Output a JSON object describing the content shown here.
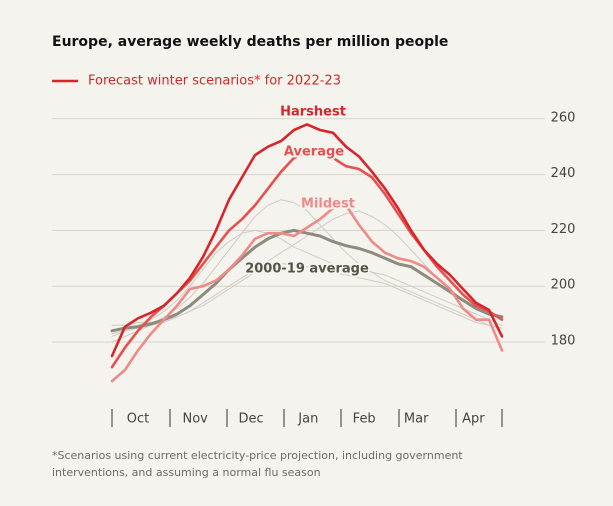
{
  "chart_data": {
    "type": "line",
    "title": "Europe, average weekly deaths per million people",
    "legend_label": "Forecast winter scenarios* for 2022-23",
    "legend_color": "#d7262b",
    "footnote": "*Scenarios using current electricity-price projection, including government interventions, and assuming a normal flu season",
    "x": [
      0,
      1,
      2,
      3,
      4,
      5,
      6,
      7,
      8,
      9,
      10,
      11,
      12,
      13,
      14,
      15,
      16,
      17,
      18,
      19,
      20,
      21,
      22,
      23,
      24,
      25,
      26,
      27,
      28,
      29,
      30
    ],
    "xlim": [
      0,
      30
    ],
    "xticks": [
      {
        "value": 2.0,
        "label": "Oct"
      },
      {
        "value": 6.4,
        "label": "Nov"
      },
      {
        "value": 10.7,
        "label": "Dec"
      },
      {
        "value": 15.1,
        "label": "Jan"
      },
      {
        "value": 19.4,
        "label": "Feb"
      },
      {
        "value": 23.4,
        "label": "Mar"
      },
      {
        "value": 27.8,
        "label": "Apr"
      }
    ],
    "ylim": [
      165,
      265
    ],
    "yticks": [
      180,
      200,
      220,
      240,
      260
    ],
    "grid": true,
    "series": [
      {
        "color": "#cfccc4",
        "values": [
          182,
          184,
          186,
          188,
          191,
          195,
          200,
          206,
          212,
          216,
          219,
          220,
          219,
          217,
          214,
          212,
          210,
          208,
          207,
          206,
          205,
          204,
          202,
          200,
          198,
          196,
          194,
          192,
          190,
          188,
          186
        ]
      },
      {
        "color": "#cfccc4",
        "values": [
          183,
          184,
          185,
          186,
          187,
          189,
          191,
          194,
          197,
          200,
          203,
          206,
          209,
          212,
          215,
          218,
          221,
          224,
          226,
          227,
          225,
          222,
          218,
          213,
          208,
          203,
          199,
          195,
          192,
          190,
          188
        ]
      },
      {
        "color": "#cfccc4",
        "values": [
          180,
          182,
          184,
          186,
          189,
          192,
          196,
          201,
          207,
          213,
          219,
          225,
          229,
          231,
          230,
          227,
          222,
          217,
          212,
          208,
          205,
          202,
          200,
          198,
          196,
          194,
          192,
          190,
          188,
          186,
          185
        ]
      },
      {
        "color": "#cfccc4",
        "values": [
          186,
          186,
          187,
          187,
          188,
          189,
          191,
          193,
          196,
          199,
          202,
          205,
          207,
          208,
          208,
          207,
          206,
          205,
          204,
          203,
          202,
          201,
          199,
          197,
          195,
          193,
          191,
          189,
          187,
          186,
          185
        ]
      },
      {
        "name": "2000-19 average",
        "color": "#8c8b7e",
        "values": [
          184,
          185,
          185.5,
          186.5,
          188,
          190,
          193,
          197,
          201,
          206,
          210,
          214,
          217,
          219,
          220,
          219,
          218,
          216,
          214.5,
          213.5,
          212,
          210,
          208,
          207,
          204,
          201,
          198,
          195,
          192,
          190,
          189
        ]
      },
      {
        "name": "Mildest",
        "color": "#f08a87",
        "values": [
          166,
          170,
          177,
          183,
          188,
          193,
          199,
          200,
          202,
          206,
          211,
          217,
          219,
          219,
          218,
          221,
          224,
          228,
          229,
          222,
          216,
          212,
          210,
          209,
          207,
          203,
          199,
          192,
          188,
          188,
          177
        ]
      },
      {
        "name": "Average",
        "color": "#e8504f",
        "values": [
          171,
          178,
          184,
          189,
          193,
          197.5,
          202,
          208,
          214,
          220,
          224,
          229,
          235,
          241,
          246,
          248,
          247,
          246,
          243,
          242,
          239,
          233,
          226,
          219,
          213,
          207,
          202,
          197,
          193,
          191,
          188
        ]
      },
      {
        "name": "Harshest",
        "color": "#d7262b",
        "values": [
          175,
          185.5,
          188.5,
          190.5,
          193,
          197.5,
          203,
          210.5,
          220,
          231,
          239,
          247,
          250,
          252,
          256,
          258,
          256,
          255,
          250,
          246.5,
          241,
          235,
          228,
          220,
          213,
          208,
          204,
          199,
          194,
          191.5,
          182
        ]
      }
    ]
  }
}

### [Task description]
Leave out the pictures and return every record word for word.

### [Solution]
Output a JSON object describing the content shown here.
{
  "chart_data": {
    "type": "line",
    "title": "Europe, average weekly deaths per million people",
    "legend_label": "Forecast winter scenarios* for 2022-23",
    "legend_color": "#d7262b",
    "footnote": "*Scenarios using current electricity-price projection, including government interventions, and assuming a normal flu season",
    "x": [
      0,
      1,
      2,
      3,
      4,
      5,
      6,
      7,
      8,
      9,
      10,
      11,
      12,
      13,
      14,
      15,
      16,
      17,
      18,
      19,
      20,
      21,
      22,
      23,
      24,
      25,
      26,
      27,
      28,
      29,
      30
    ],
    "xlim": [
      0,
      30
    ],
    "xticks": [
      {
        "value": 2.0,
        "label": "Oct"
      },
      {
        "value": 6.4,
        "label": "Nov"
      },
      {
        "value": 10.7,
        "label": "Dec"
      },
      {
        "value": 15.1,
        "label": "Jan"
      },
      {
        "value": 19.4,
        "label": "Feb"
      },
      {
        "value": 23.4,
        "label": "Mar"
      },
      {
        "value": 27.8,
        "label": "Apr"
      }
    ],
    "ylim": [
      165,
      265
    ],
    "yticks": [
      180,
      200,
      220,
      240,
      260
    ],
    "grid": true,
    "series": [
      {
        "color": "#cfccc4",
        "values": [
          182,
          184,
          186,
          188,
          191,
          195,
          200,
          206,
          212,
          216,
          219,
          220,
          219,
          217,
          214,
          212,
          210,
          208,
          207,
          206,
          205,
          204,
          202,
          200,
          198,
          196,
          194,
          192,
          190,
          188,
          186
        ]
      },
      {
        "color": "#cfccc4",
        "values": [
          183,
          184,
          185,
          186,
          187,
          189,
          191,
          194,
          197,
          200,
          203,
          206,
          209,
          212,
          215,
          218,
          221,
          224,
          226,
          227,
          225,
          222,
          218,
          213,
          208,
          203,
          199,
          195,
          192,
          190,
          188
        ]
      },
      {
        "color": "#cfccc4",
        "values": [
          180,
          182,
          184,
          186,
          189,
          192,
          196,
          201,
          207,
          213,
          219,
          225,
          229,
          231,
          230,
          227,
          222,
          217,
          212,
          208,
          205,
          202,
          200,
          198,
          196,
          194,
          192,
          190,
          188,
          186,
          185
        ]
      },
      {
        "color": "#cfccc4",
        "values": [
          186,
          186,
          187,
          187,
          188,
          189,
          191,
          193,
          196,
          199,
          202,
          205,
          207,
          208,
          208,
          207,
          206,
          205,
          204,
          203,
          202,
          201,
          199,
          197,
          195,
          193,
          191,
          189,
          187,
          186,
          185
        ]
      },
      {
        "name": "2000-19 average",
        "color": "#8c8b7e",
        "values": [
          184,
          185,
          185.5,
          186.5,
          188,
          190,
          193,
          197,
          201,
          206,
          210,
          214,
          217,
          219,
          220,
          219,
          218,
          216,
          214.5,
          213.5,
          212,
          210,
          208,
          207,
          204,
          201,
          198,
          195,
          192,
          190,
          189
        ]
      },
      {
        "name": "Mildest",
        "color": "#f08a87",
        "values": [
          166,
          170,
          177,
          183,
          188,
          193,
          199,
          200,
          202,
          206,
          211,
          217,
          219,
          219,
          218,
          221,
          224,
          228,
          229,
          222,
          216,
          212,
          210,
          209,
          207,
          203,
          199,
          192,
          188,
          188,
          177
        ]
      },
      {
        "name": "Average",
        "color": "#e8504f",
        "values": [
          171,
          178,
          184,
          189,
          193,
          197.5,
          202,
          208,
          214,
          220,
          224,
          229,
          235,
          241,
          246,
          248,
          247,
          246,
          243,
          242,
          239,
          233,
          226,
          219,
          213,
          207,
          202,
          197,
          193,
          191,
          188
        ]
      },
      {
        "name": "Harshest",
        "color": "#d7262b",
        "values": [
          175,
          185.5,
          188.5,
          190.5,
          193,
          197.5,
          203,
          210.5,
          220,
          231,
          239,
          247,
          250,
          252,
          256,
          258,
          256,
          255,
          250,
          246.5,
          241,
          235,
          228,
          220,
          213,
          208,
          204,
          199,
          194,
          191.5,
          182
        ]
      }
    ]
  }
}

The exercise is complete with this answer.